=== Stored rows ===

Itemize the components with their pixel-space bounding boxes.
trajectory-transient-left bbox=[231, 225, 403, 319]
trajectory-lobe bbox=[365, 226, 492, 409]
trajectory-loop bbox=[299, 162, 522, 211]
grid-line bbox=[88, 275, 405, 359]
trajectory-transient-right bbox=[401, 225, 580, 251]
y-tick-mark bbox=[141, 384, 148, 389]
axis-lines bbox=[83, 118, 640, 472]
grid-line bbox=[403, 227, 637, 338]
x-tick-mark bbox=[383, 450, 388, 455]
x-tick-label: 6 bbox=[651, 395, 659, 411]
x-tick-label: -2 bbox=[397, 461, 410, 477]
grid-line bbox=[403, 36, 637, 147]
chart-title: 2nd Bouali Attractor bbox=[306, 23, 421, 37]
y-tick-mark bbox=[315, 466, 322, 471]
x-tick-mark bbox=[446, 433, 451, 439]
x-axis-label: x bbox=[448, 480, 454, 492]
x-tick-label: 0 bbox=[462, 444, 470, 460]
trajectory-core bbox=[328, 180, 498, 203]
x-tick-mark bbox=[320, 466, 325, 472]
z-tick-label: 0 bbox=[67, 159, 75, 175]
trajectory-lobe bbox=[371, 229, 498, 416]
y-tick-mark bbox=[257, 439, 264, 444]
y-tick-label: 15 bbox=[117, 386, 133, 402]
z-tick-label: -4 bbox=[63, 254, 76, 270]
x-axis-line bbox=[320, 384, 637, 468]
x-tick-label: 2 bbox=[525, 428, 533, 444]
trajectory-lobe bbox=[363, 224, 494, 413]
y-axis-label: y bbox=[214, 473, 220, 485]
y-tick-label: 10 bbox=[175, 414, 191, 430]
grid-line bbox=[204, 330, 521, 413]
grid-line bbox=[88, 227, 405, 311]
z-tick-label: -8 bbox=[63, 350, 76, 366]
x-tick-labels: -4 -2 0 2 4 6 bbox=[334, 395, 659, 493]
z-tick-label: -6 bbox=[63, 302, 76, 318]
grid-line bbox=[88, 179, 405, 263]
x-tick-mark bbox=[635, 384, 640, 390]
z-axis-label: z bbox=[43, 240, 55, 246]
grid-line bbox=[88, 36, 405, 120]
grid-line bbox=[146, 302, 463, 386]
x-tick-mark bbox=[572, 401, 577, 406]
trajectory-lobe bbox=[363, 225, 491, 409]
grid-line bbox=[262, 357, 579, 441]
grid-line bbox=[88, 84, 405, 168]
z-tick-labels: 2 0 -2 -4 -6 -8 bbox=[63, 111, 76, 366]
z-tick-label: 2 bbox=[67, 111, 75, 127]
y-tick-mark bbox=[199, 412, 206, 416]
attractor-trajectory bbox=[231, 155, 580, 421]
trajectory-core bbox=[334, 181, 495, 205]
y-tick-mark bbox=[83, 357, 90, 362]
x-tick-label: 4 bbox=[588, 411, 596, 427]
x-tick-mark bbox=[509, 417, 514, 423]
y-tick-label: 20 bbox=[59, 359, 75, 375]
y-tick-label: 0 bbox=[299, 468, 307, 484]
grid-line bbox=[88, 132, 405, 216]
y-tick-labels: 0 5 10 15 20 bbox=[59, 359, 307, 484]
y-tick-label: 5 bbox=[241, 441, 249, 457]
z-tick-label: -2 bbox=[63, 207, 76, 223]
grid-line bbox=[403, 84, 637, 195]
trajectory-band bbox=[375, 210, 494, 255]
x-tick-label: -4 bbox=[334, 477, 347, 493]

===

▸ **Task requirements**
Please copy the material above word for word, from its first line through the line with "grid-line bbox=[88, 275, 405, 359]", including both of those lines.

▸ **The completed task**
Itemize the components with their pixel-space bounding boxes.
trajectory-transient-left bbox=[231, 225, 403, 319]
trajectory-lobe bbox=[365, 226, 492, 409]
trajectory-loop bbox=[299, 162, 522, 211]
grid-line bbox=[88, 275, 405, 359]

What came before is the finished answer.